[ページ本文]:
——
福島農園 福島 様
■エリア : 鳥取県 ■品種 : ひとめぼれ、きぬむすめ、つきあかり 【 水稲 約30ha/うち直播水稲 約7ha 】

2026年4月に法人化し、株式会社福島農園を設立した福島さん(写真中央左)。法人化を機に長女夫婦(写真右・中央右)と長男(写真左)が就農し、新たな経営体制を築いた福島農園。直播栽培に取り組んで6年目。複数品種を組み合わせた作期分散や、ドローンを活用した省力化、そして昨年の失敗を経て見据える直播栽培の次の形とは。

※掲載のインタビューは2026年に取材した内容です。

作業分散のため複数品種栽培や
直播・移植栽培を併用しています。

移作業分散のため2月に種子処理剤を塗沫し病害虫に備える。
——
[作業依頼 A]:
福島農園の紹介文について、次の問いに答えてください。
(i) 株式会社福島農園が設立されたのはいつですか？
(ii) 直播水稲の面積は約何haですか？
(iii) 種子処理剤を塗沫するのは何月ですか？
[作業依頼 B]: 福島農園の紹介文から、「2026年4月に法人化し、株」で始まり「直播・移植栽培を併用しています。」で終わる部分を、そのまま抜き出してもらえますか？
——
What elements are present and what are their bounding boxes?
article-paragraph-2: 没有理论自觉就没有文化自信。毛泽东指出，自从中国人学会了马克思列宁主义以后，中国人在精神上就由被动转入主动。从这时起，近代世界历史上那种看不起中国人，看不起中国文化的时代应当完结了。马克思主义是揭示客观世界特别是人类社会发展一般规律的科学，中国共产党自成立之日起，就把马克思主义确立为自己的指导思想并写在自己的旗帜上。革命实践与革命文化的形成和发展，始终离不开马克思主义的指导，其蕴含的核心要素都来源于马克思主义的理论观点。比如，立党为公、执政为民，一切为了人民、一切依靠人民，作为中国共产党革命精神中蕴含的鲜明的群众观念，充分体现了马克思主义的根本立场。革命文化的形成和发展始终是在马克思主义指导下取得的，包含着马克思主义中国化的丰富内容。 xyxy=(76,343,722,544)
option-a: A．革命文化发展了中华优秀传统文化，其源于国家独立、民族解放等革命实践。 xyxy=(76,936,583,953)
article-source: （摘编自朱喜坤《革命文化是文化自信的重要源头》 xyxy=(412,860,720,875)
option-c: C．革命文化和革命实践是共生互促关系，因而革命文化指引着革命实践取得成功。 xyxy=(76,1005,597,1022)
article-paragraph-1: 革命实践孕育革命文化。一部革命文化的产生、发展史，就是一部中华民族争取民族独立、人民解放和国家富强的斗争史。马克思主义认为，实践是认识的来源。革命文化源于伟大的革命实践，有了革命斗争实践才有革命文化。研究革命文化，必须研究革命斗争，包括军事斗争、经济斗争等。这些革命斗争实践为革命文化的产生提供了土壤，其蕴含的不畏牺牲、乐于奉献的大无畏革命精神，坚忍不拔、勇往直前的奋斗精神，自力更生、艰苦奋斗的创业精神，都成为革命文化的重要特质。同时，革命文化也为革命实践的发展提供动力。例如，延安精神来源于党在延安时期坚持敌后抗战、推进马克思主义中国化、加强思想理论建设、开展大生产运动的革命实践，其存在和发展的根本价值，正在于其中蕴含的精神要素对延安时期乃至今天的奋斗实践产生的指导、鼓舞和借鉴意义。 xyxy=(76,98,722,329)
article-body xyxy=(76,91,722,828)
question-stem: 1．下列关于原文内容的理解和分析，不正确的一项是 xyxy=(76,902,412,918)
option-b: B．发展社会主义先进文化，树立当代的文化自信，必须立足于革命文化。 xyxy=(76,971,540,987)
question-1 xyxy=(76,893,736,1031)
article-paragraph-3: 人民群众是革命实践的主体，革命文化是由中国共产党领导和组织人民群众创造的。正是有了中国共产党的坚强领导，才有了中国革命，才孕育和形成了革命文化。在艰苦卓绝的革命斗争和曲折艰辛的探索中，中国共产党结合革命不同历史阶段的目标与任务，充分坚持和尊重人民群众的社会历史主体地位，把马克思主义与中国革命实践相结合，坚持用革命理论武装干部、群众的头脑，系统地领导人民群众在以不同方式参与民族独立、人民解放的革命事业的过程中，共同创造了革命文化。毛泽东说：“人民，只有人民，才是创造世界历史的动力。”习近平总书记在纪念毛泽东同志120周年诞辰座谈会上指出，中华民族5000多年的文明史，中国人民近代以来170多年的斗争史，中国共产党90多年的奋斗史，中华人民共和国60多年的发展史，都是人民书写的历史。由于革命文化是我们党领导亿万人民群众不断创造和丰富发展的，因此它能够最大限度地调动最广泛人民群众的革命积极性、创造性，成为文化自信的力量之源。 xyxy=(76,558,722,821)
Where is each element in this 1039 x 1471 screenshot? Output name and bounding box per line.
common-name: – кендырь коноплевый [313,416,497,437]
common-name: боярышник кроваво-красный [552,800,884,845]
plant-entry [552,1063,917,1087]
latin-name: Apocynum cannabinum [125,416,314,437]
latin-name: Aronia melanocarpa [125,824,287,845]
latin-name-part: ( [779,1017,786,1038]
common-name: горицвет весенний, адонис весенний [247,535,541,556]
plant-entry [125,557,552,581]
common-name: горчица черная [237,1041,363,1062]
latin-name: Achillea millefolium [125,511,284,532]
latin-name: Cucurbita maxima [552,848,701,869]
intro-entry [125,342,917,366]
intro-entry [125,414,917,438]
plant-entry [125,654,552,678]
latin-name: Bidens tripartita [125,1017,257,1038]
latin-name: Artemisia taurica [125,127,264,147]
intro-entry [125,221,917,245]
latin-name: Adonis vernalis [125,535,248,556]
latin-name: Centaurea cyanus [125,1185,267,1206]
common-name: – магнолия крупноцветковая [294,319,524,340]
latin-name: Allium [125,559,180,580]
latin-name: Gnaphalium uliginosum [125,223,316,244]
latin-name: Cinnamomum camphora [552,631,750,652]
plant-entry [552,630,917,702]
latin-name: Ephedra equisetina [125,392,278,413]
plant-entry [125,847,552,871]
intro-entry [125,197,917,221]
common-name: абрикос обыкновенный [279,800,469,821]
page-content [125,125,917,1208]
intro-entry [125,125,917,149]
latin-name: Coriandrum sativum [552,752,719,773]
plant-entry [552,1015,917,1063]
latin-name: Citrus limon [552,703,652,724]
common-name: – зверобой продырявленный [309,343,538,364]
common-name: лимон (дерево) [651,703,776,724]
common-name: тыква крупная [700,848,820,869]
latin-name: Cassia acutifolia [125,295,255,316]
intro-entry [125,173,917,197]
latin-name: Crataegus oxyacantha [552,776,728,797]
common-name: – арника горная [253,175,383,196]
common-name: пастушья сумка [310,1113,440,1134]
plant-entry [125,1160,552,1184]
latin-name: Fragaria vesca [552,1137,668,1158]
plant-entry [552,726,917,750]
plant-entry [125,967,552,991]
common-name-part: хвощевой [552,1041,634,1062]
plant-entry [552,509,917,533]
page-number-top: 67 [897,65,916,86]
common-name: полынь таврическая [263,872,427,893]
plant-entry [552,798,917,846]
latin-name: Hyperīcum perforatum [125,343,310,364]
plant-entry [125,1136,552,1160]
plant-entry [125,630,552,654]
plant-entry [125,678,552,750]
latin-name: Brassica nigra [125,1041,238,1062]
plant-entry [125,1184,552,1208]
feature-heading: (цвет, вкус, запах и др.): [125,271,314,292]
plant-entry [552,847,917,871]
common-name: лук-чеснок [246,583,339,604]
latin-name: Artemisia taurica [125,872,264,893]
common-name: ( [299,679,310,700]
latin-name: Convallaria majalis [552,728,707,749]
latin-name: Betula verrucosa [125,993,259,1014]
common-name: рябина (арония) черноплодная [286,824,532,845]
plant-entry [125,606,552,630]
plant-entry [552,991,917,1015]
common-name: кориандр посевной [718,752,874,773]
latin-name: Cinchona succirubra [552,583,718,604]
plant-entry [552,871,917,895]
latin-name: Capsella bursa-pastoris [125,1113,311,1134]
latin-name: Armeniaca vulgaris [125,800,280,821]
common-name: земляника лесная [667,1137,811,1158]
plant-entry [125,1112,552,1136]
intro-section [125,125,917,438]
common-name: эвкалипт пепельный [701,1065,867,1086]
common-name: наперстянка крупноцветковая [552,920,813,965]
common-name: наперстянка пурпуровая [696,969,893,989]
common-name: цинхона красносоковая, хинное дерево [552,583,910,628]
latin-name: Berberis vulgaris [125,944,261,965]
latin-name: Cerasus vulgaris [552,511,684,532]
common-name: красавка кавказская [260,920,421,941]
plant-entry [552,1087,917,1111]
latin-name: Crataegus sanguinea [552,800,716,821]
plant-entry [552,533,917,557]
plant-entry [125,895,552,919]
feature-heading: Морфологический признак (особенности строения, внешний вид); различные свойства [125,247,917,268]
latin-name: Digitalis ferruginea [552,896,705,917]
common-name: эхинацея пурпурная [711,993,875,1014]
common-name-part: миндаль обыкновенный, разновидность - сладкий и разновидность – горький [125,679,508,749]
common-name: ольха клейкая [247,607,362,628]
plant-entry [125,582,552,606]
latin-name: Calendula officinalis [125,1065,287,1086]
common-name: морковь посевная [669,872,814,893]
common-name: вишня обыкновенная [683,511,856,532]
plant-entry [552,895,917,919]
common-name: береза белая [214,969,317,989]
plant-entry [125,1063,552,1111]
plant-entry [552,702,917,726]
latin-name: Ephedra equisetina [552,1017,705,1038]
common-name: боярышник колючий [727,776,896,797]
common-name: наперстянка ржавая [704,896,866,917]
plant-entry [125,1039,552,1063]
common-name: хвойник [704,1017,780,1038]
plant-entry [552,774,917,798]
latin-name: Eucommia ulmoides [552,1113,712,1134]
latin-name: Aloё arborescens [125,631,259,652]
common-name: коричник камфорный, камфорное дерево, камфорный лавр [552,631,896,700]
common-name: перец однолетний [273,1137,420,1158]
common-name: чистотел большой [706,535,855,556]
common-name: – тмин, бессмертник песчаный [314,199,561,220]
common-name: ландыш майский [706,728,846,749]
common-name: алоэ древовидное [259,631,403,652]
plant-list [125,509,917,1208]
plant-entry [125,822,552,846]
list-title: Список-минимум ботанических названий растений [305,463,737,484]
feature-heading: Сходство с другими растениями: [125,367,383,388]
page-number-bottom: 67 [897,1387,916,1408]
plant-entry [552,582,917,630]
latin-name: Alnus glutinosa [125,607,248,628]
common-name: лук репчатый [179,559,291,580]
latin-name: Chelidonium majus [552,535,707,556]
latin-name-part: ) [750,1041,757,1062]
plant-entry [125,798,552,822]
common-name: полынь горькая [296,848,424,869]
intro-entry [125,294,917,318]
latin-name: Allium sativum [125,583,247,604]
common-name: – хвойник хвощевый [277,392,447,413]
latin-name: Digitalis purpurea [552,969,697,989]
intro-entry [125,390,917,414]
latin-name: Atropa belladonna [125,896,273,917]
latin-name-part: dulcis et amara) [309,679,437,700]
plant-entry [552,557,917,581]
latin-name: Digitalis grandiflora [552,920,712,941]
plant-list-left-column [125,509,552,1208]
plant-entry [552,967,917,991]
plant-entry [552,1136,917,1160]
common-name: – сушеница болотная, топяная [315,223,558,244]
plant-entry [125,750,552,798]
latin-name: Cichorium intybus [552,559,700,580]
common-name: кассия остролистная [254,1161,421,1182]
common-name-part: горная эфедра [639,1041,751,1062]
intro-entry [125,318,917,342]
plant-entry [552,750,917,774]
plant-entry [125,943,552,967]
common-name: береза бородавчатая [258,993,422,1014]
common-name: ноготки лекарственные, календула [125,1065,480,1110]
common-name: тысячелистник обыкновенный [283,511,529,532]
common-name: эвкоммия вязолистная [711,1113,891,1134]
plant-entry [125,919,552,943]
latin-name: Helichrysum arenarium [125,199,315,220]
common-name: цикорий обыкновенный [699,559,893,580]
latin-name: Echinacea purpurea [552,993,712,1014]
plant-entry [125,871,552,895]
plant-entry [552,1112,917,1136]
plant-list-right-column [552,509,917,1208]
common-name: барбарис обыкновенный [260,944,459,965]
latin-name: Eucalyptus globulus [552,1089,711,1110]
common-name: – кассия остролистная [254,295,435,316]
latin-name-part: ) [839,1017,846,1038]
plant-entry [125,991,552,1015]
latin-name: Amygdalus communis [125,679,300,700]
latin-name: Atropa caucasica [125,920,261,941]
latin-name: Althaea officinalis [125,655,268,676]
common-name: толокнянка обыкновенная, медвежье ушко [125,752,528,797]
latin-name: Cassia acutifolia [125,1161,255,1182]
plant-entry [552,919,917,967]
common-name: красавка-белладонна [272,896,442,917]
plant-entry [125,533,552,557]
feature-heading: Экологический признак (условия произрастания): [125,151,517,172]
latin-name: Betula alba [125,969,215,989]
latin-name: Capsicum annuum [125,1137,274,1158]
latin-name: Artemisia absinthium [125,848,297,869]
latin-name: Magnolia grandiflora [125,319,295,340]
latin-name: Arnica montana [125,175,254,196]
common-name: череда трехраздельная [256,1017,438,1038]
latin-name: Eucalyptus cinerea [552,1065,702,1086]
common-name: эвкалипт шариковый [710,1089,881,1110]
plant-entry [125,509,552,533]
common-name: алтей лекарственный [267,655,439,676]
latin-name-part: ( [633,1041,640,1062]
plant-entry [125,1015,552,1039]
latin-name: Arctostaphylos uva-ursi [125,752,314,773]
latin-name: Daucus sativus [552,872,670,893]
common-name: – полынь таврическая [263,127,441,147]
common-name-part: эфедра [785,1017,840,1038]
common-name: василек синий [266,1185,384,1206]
——
[解答 A]:
(i) 2026年4月
(ii) 約7ha
(iii) 2月

[解答 B]:
2026年4月に法人化し、株式会社福島農園を設立した福島さん(写真中央左)。法人化を機に長女夫婦(写真右・中央右)と長男(写真左)が就農し、新たな経営体制を築いた福島農園。直播栽培に取り組んで6年目。複数品種を組み合わせた作期分散や、ドローンを活用した省力化、そして昨年の失敗を経て見据える直播栽培の次の形とは。

※掲載のインタビューは2026年に取材した内容です。

作業分散のため複数品種栽培や
直播・移植栽培を併用しています。